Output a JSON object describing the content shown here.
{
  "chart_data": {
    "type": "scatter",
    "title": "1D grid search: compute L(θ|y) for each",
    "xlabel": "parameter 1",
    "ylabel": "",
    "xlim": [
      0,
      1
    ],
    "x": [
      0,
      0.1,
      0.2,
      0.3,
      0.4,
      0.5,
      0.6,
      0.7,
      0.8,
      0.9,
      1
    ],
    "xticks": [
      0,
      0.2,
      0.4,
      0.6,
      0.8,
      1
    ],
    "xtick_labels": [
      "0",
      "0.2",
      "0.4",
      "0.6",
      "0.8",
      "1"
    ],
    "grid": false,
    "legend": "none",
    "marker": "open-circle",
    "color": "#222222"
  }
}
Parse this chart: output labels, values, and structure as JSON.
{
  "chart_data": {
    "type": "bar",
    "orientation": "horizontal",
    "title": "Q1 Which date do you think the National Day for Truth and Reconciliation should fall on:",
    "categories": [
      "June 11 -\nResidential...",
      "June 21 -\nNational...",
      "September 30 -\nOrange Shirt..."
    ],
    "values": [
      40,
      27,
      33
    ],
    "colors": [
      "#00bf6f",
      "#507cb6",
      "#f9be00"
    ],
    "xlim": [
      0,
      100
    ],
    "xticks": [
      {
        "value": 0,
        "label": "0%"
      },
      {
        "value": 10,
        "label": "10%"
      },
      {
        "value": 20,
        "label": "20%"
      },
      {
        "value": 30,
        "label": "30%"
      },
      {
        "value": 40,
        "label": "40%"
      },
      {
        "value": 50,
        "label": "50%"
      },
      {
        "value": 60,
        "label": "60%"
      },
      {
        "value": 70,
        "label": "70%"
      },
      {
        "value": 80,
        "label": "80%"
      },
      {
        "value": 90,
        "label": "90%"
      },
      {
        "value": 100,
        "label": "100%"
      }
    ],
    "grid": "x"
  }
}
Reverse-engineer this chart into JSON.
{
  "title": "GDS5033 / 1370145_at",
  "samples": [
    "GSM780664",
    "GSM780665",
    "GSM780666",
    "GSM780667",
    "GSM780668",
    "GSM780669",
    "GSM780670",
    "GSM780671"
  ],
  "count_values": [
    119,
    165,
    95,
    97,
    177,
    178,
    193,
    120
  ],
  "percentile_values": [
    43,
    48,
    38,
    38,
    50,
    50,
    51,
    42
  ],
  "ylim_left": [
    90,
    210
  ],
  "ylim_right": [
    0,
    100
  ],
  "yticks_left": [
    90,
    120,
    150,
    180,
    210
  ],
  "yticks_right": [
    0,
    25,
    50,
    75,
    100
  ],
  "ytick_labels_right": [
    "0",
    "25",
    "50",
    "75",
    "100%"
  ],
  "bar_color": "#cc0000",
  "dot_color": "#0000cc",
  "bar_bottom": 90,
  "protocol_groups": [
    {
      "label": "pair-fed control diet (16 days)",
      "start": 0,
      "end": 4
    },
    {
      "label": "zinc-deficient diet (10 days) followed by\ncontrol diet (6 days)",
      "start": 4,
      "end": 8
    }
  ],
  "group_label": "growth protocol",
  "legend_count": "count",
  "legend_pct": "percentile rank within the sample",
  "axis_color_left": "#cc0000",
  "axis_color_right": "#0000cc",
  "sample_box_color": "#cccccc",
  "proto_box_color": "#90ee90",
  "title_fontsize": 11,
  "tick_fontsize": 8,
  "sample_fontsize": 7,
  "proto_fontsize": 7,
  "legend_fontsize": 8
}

▬▬▬▬▬▬

- What the task asks
Look through the records and gather each line with the word "days".

- Response to this task
      "label": "pair-fed control diet (16 days)",
      "label": "zinc-deficient diet (10 days) followed by\ncontrol diet (6 days)",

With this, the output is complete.